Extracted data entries
####

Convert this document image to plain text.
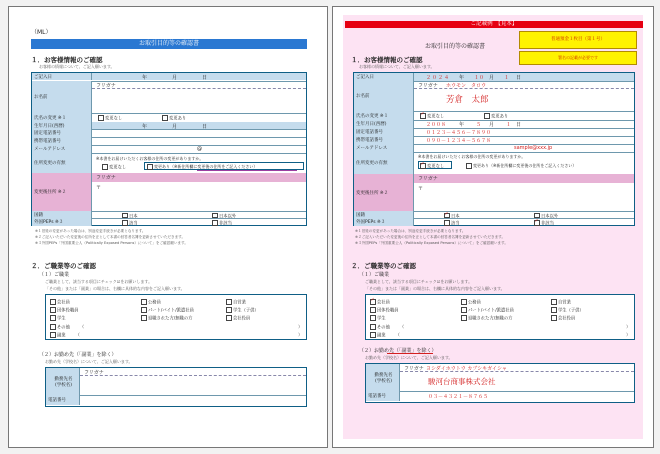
（ML）
お取引目的等の確認書
１．お客様情報のご確認
お客様の情報について、ご記入願います。
ご記入日	年	月	日
お名前
フリガナ
氏名の変更 ※１	変更なし	変更あり
生年月日(西暦)	年	月	日
固定電話番号
携帯電話番号
メールアドレス	@
住所変更の有無
※本書をお届けいただくお客様の住所の変更がありますか。
変更なし	変更あり（※新住所欄に変更後の住所をご記入ください）
変更後住所 ※２
フリガナ
〒
国籍	日本	日本以外
外国PEPs ※３	該当	非該当
※１旧姓の変更があった場合は、別途変更手続きが必要となります。
※２ご記入いただいた変更後の住所を正として本書の回答者名簿を更新させていただきます。
※３外国PEPs「外国重要公人（Politically Exposed Persons）について」をご確認願います。
２．ご職業等のご確認
（１）ご職業
ご職業として、該当する項目にチェック☑をお願いします。
「その他」または「副業」の場合は、右欄に具体的な内容をご記入願います。
会社員	公務員	自営業
団体役職員	パート/バイト/派遣社員	学生（子供）
学生	退職された方/無職の方	会社役員
その他 （	）
副業 （	）
（２）お勤め先（「副業」を除く）
お勤め先（学校名）について、ご記入願います。
勤務先名
(学校名)
フリガナ
電話番号
ご記載例　【見本】
普通預金１枚目（第１号）
署名の記載が必要です
お取引目的等の確認書
１．お客様情報のご確認
お客様の情報について、ご記入願います。
ご記入日	２０２４ 年 １０ 月 １ 日
お名前
フリガナ ホウモン　タロウ
芳倉　太郎
氏名の変更 ※１ ✓	変更なし	変更あり
生年月日(西暦)	２００８	年 ５ 月 １ 日
固定電話番号	０１２３－４５６－７８９０
携帯電話番号	０９０－１２３４－５６７８
メールアドレス	sample@xxx.jp
住所変更の有無
※本書をお届けいただくお客様の住所の変更がありますか。
✓変更なし	変更あり（※新住所欄に変更後の住所をご記入ください）
変更後住所 ※２
フリガナ
〒
国籍 ✓	日本	日本以外
外国PEPs ※３	該当 ✓	非該当
※１旧姓の変更があった場合は、別途変更手続きが必要となります。
※２ご記入いただいた変更後の住所を正として本書の回答者名簿を更新させていただきます。
※３外国PEPs「外国重要公人（Politically Exposed Persons）について」をご確認願います。
２．ご職業等のご確認
（１）ご職業
ご職業として、該当する項目にチェック☑をお願いします。
「その他」または「副業」の場合は、右欄に具体的な内容をご記入願います。
✓会社員	公務員	自営業
団体役職員	パート/バイト/派遣社員	学生（子供）
学生	退職された方/無職の方	会社役員
その他 （	）
副業 （	）
（２）お勤め先（「副業」を除く）
お勤め先（学校名）について、ご記入願います。
勤務先名
(学校名)
フリガナ ヨシダイホウトウ カブシキガイシャ
駿河台商事株式会社
電話番号	０３－４３２１－８７６５
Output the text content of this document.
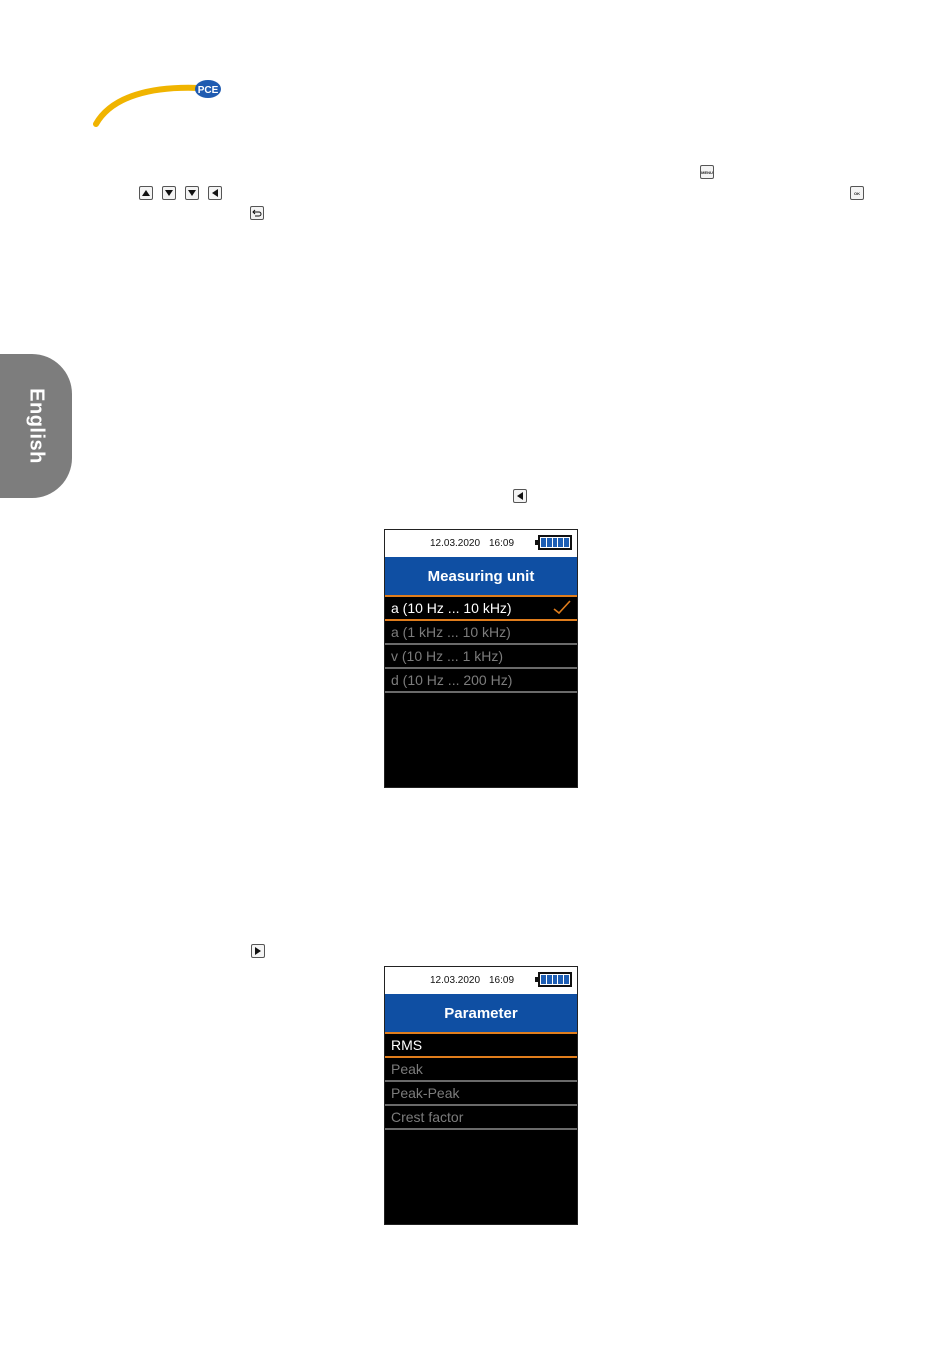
PCE
MENU
OK
English
12.03.2020 16:09
Measuring unit
a (10 Hz ... 10 kHz)
a (1 kHz ... 10 kHz)
v (10 Hz ... 1 kHz)
d (10 Hz ... 200 Hz)
12.03.2020 16:09
Parameter
RMS
Peak
Peak-Peak
Crest factor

####

▸ **GIVEN REQUEST**:
In the data above, find the line with "Output the text content of this document." and repeat it and every line after it through the end, exactly; leave the pictures out.

▸ **FINISHED ANSWER**:
Output the text content of this document.
PCE
MENU
OK
English
12.03.2020 16:09
Measuring unit
a (10 Hz ... 10 kHz)
a (1 kHz ... 10 kHz)
v (10 Hz ... 1 kHz)
d (10 Hz ... 200 Hz)
12.03.2020 16:09
Parameter
RMS
Peak
Peak-Peak
Crest factor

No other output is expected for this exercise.